Forking from discussion in “A path forward on rationalizing unicode identifiers
and operators”, it was suggested to put this in a new thread.
Background:
Swift partitions the character set into operators and identifiers to aid in
efficient parsing. This has the unfortunate side effect that the language spec
shoulders the burden of how to classify the thousands of unicode characters,
and it must do so universally across all users and contexts.
There are many characters with ambiguous usage, such as denoting the transpose
of matrix A as Aᵀ. The notation is specifically using a superscript T, but
this is also fundamentally a latin letter and the unicode code point is found
in the phonetic extensions block, not the math symbols block. In general, many
symbols could refer either to an action (operator), or the result of that
action (identifier), or have disparate domain-specific meanings. Should the
language spec really be in the business of deciding the ‘right’ use of each
character like this?
I also assert a lot of the bad reputation of custom operators comes from
languages which have limited operator character sets, which forces developers
to overload standard operators with surprising effects, instead of choosing a
symbol which is both unique and better recognized for the task at hand.
Allowing developers to choose apt operator symbols is akin to encouraging
descriptive identifiers. Writing good code is all about making these choices
appropriately, and that requires context, which only the end developer has.
To be clear, this will most likely be relegated to niche applications serving
domain experts. As established below the default behavior is to opt-out of
exotic operator choices. But given a user who wishes to do so, better to give
them the right tools for the purpose.
Goals:
1. Performance: file-local operator decisions (don’t require loading all the
imports first)
2. Maintenance: improve operator auditing/discoverability
3. Functionality: let users write what they want without lobbying this list
4. Well defined: aid in resolving conflicts between modules
Pitch:
Enable users to ‘import' specific operator symbols on a per-file basis,
updating the operator set used for parsing that file.

• _SHORT PROBLEM_: Reproduce the passage from the proposal on Swift operator symbols between "Allowing developers to" and "for the purpose.", inclusive. Rely only on the proposal on Swift operator symbols for your work.

Stored lines:
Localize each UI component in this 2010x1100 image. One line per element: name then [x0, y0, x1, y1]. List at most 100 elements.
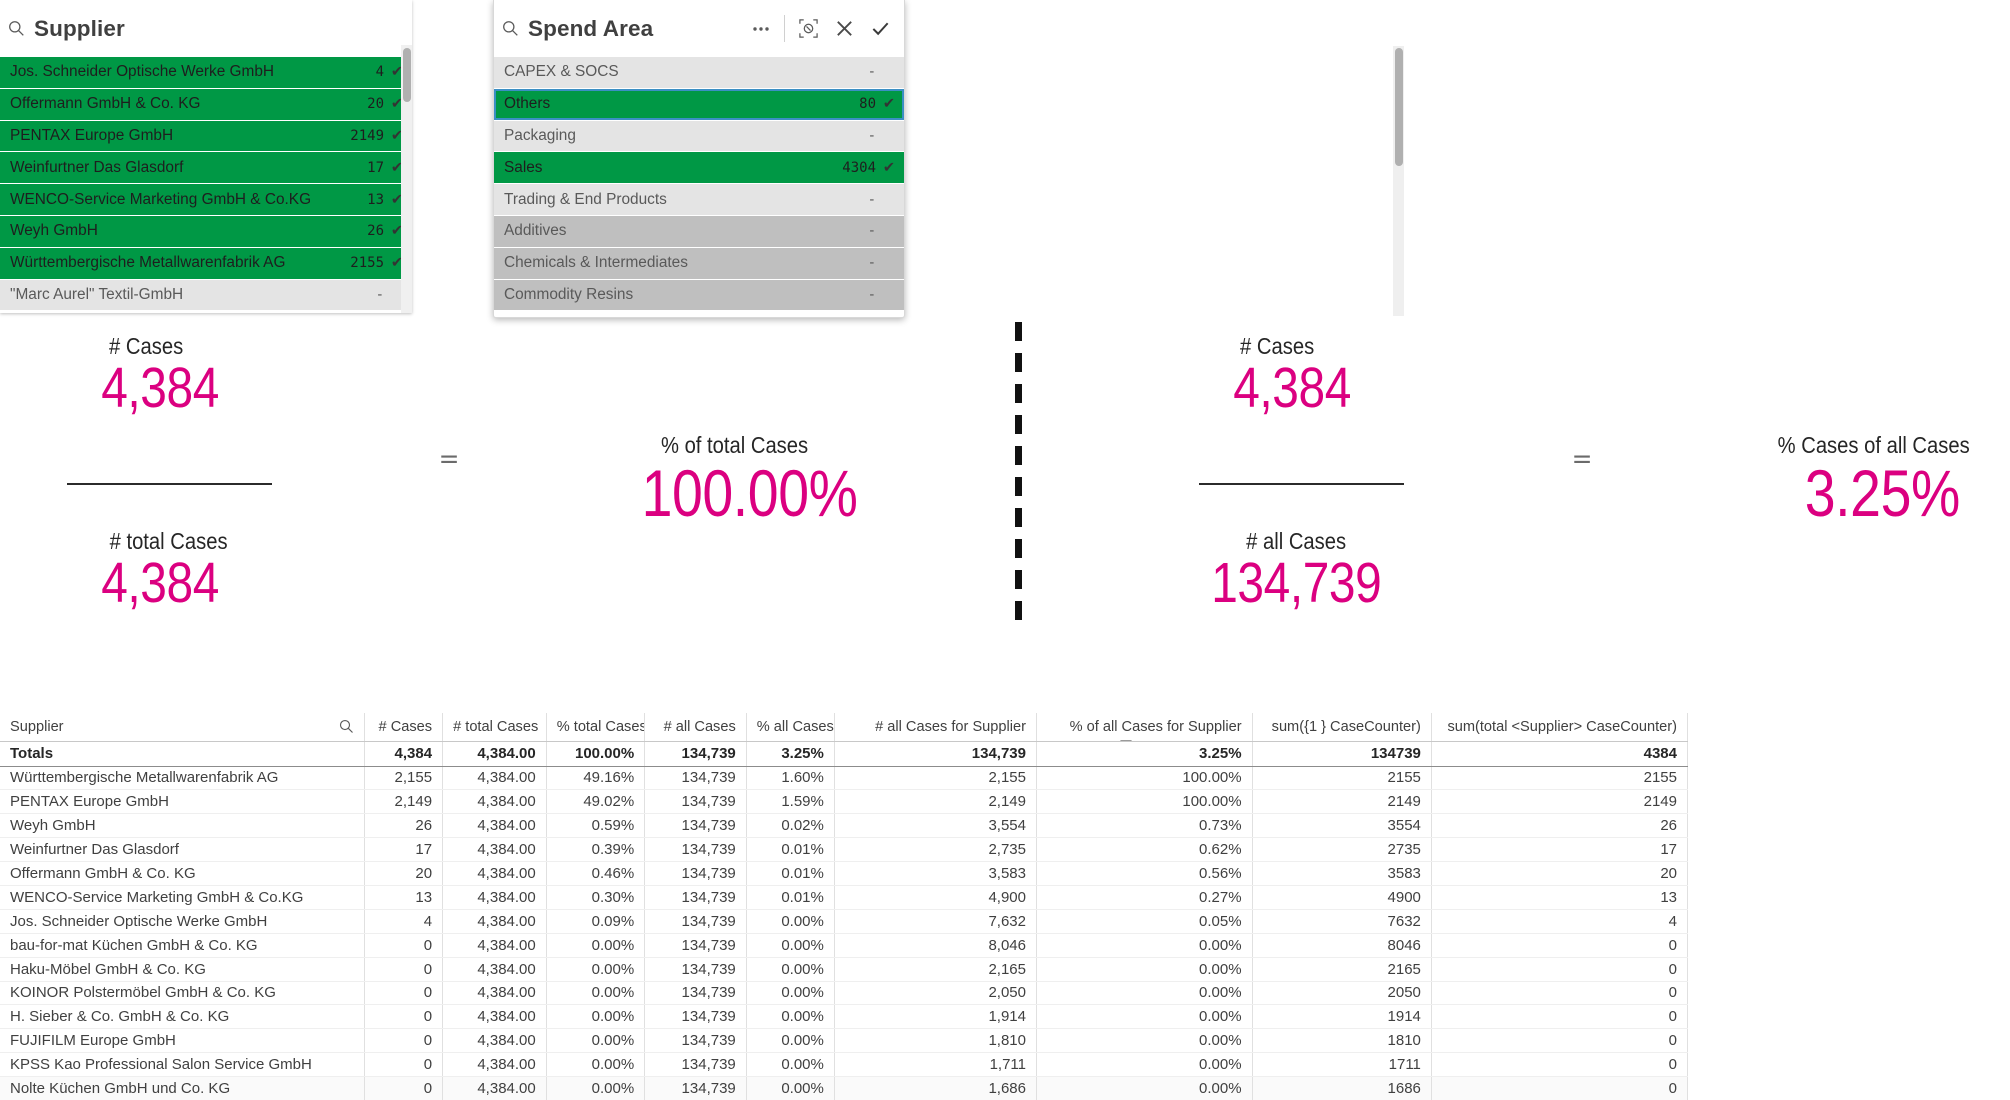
search-icon[interactable]: [339, 719, 354, 734]
table-cell: 1711: [1252, 1052, 1432, 1078]
listbox-item-label: Jos. Schneider Optische Werke GmbH: [10, 63, 275, 81]
table-cell: 3,554: [834, 813, 1038, 839]
supplier-scrollbar-thumb[interactable]: [402, 48, 411, 102]
table-cell: 134,739: [644, 885, 747, 910]
table-row[interactable]: WENCO-Service Marketing GmbH & Co.KG 13 4,…: [0, 885, 1689, 910]
table-cell: 0: [1431, 957, 1689, 982]
table-column-header[interactable]: # total Cases: [442, 713, 547, 742]
listbox-item[interactable]: Offermann GmbH & Co. KG 20: [0, 88, 412, 121]
table-row[interactable]: Offermann GmbH & Co. KG 20 4,384.00 0.46% 13…: [0, 861, 1689, 886]
table-column-header[interactable]: sum(total <Supplier> CaseCounter): [1431, 713, 1689, 742]
table-cell: 13: [1431, 885, 1689, 910]
table-row[interactable]: PENTAX Europe GmbH 2,149 4,384.00 49.02% 134…: [0, 789, 1689, 815]
table-column-header[interactable]: Supplier: [0, 713, 366, 742]
table-cell: 0: [1431, 1052, 1689, 1078]
supplier-filter-pane: Supplier Jos. Schneider Optische Werke G…: [0, 0, 412, 313]
table-row[interactable]: Weyh GmbH 26 4,384.00 0.59% 134,739 0.02% 3,55…: [0, 813, 1689, 839]
toolbar-divider: [784, 15, 785, 42]
supplier-scrollbar[interactable]: [401, 45, 412, 313]
listbox-item[interactable]: Packaging -: [494, 120, 904, 153]
listbox-item-label: Others: [504, 95, 551, 113]
table-cell: 134,739: [644, 909, 747, 934]
spend-area-scrollbar-thumb[interactable]: [1394, 48, 1403, 166]
table-cell: 0: [364, 1028, 444, 1054]
listbox-item-label: Weyh GmbH: [10, 222, 98, 240]
table-cell: Nolte Küchen GmbH und Co. KG: [0, 1076, 366, 1100]
spend-area-listbox[interactable]: CAPEX & SOCS - Others 80 Packaging - Sales 4304…: [494, 57, 904, 312]
table-cell: 2050: [1252, 981, 1432, 1006]
table-row[interactable]: Jos. Schneider Optische Werke GmbH 4 4,384…: [0, 909, 1689, 934]
table-column-header[interactable]: % all Cases: [746, 713, 835, 742]
table-cell: 0: [364, 1076, 444, 1100]
listbox-item[interactable]: Sales 4304: [494, 152, 904, 185]
listbox-item[interactable]: CAPEX & SOCS -: [494, 57, 904, 89]
table-cell: 4,384.00: [442, 957, 547, 982]
table-column-header[interactable]: % of all Cases for Supplier: [1036, 713, 1253, 742]
table-cell: 2,050: [834, 981, 1038, 1006]
table-row[interactable]: KPSS Kao Professional Salon Service GmbH…: [0, 1052, 1689, 1078]
search-icon[interactable]: [8, 20, 25, 37]
spend-area-filter-pane: Spend Area CAPEX & SOCS - Others 80 ✔ Pa…: [493, 0, 1404, 318]
listbox-item[interactable]: Weinfurtner Das Glasdorf 17: [0, 152, 412, 185]
listbox-item[interactable]: Commodity Resins -: [494, 279, 904, 312]
table-row[interactable]: Haku-Möbel GmbH & Co. KG 0 4,384.00 0.00% 13…: [0, 957, 1689, 982]
spend-area-scrollbar[interactable]: [1393, 46, 1404, 316]
table-cell: 4384: [1431, 741, 1689, 767]
cancel-icon[interactable]: [826, 10, 862, 48]
confirm-icon[interactable]: [862, 10, 898, 48]
table-row[interactable]: bau-for-mat Küchen GmbH & Co. KG 0 4,384.0…: [0, 933, 1689, 958]
listbox-item-label: Packaging: [504, 126, 576, 144]
table-cell: 17: [1431, 837, 1689, 863]
table-row[interactable]: FUJIFILM Europe GmbH 0 4,384.00 0.00% 134,73…: [0, 1028, 1689, 1054]
table-row[interactable]: KOINOR Polstermöbel GmbH & Co. KG 0 4,384.…: [0, 981, 1689, 1006]
table-row[interactable]: Nolte Küchen GmbH und Co. KG 0 4,384.00 0.0…: [0, 1076, 1689, 1100]
table-column-header-label: % total Cases: [556, 718, 645, 735]
listbox-item[interactable]: Chemicals & Intermediates -: [494, 247, 904, 280]
listbox-item[interactable]: Württembergische Metallwarenfabrik AG 215…: [0, 247, 412, 280]
search-icon[interactable]: [502, 20, 519, 37]
listbox-item[interactable]: Others 80: [494, 88, 904, 121]
table-cell: 134,739: [644, 1052, 747, 1078]
table-row[interactable]: Württembergische Metallwarenfabrik AG 2,1…: [0, 766, 1689, 791]
table-totals-row[interactable]: Totals 4,384 4,384.00 100.00% 134,739 3.25% 13…: [0, 741, 1689, 767]
listbox-item-label: Commodity Resins: [504, 285, 634, 303]
table-column-header[interactable]: # all Cases for Supplier: [834, 713, 1038, 742]
listbox-item[interactable]: "Marc Aurel" Textil-GmbH -: [0, 279, 412, 312]
table-cell: 0: [364, 957, 444, 982]
table-cell: 0.00%: [546, 1076, 646, 1100]
listbox-item[interactable]: Additives -: [494, 215, 904, 248]
table-cell: bau-for-mat Küchen GmbH & Co. KG: [0, 933, 366, 958]
kpi-right-result-value: 3.25%: [1804, 456, 1961, 530]
clear-selection-icon[interactable]: [790, 10, 826, 48]
table-cell: 0.00%: [746, 933, 835, 958]
table-column-header[interactable]: # Cases: [364, 713, 444, 742]
table-cell: 7,632: [834, 909, 1038, 934]
table-cell: PENTAX Europe GmbH: [0, 789, 366, 815]
table-cell: 0: [1431, 1028, 1689, 1054]
table-cell: 13: [364, 885, 444, 910]
table-row[interactable]: H. Sieber & Co. GmbH & Co. KG 0 4,384.00 0.…: [0, 1004, 1689, 1030]
table-column-header[interactable]: sum({1 } CaseCounter): [1252, 713, 1432, 742]
table-column-header-label: # Cases: [378, 718, 433, 735]
supplier-listbox[interactable]: Jos. Schneider Optische Werke GmbH 4 Offer…: [0, 57, 412, 312]
table-cell: Weyh GmbH: [0, 813, 366, 839]
more-options-icon[interactable]: [743, 10, 779, 48]
table-cell: 4,384: [364, 741, 444, 767]
table-cell: 0.00%: [1036, 1028, 1253, 1054]
table-cell: 0.46%: [546, 861, 646, 886]
listbox-item[interactable]: Jos. Schneider Optische Werke GmbH 4: [0, 57, 412, 89]
table-column-header[interactable]: % total Cases: [546, 713, 646, 742]
table-cell: 4,384.00: [442, 1004, 547, 1030]
listbox-item[interactable]: PENTAX Europe GmbH 2149: [0, 120, 412, 153]
table-row[interactable]: Weinfurtner Das Glasdorf 17 4,384.00 0.39% 1…: [0, 837, 1689, 863]
table-cell: 4,384.00: [442, 741, 547, 767]
listbox-item[interactable]: WENCO-Service Marketing GmbH & Co.KG 13: [0, 184, 412, 216]
table-cell: 0: [1431, 981, 1689, 1006]
table-cell: 0.00%: [1036, 1076, 1253, 1100]
table-column-header[interactable]: # all Cases: [644, 713, 747, 742]
listbox-item[interactable]: Trading & End Products -: [494, 184, 904, 216]
table-cell: 2,155: [834, 766, 1038, 791]
listbox-item-label: Württembergische Metallwarenfabrik AG: [10, 254, 286, 272]
listbox-item[interactable]: Weyh GmbH 26: [0, 215, 412, 248]
table-column-header-label: % all Cases: [756, 718, 834, 735]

• _TASK RESPONSE_:
Allowing developers to choose apt operator symbols is akin to encouraging
descriptive identifiers. Writing good code is all about making these choices
appropriately, and that requires context, which only the end developer has.
To be clear, this will most likely be relegated to niche applications serving
domain experts. As established below the default behavior is to opt-out of
exotic operator choices. But given a user who wishes to do so, better to give
them the right tools for the purpose.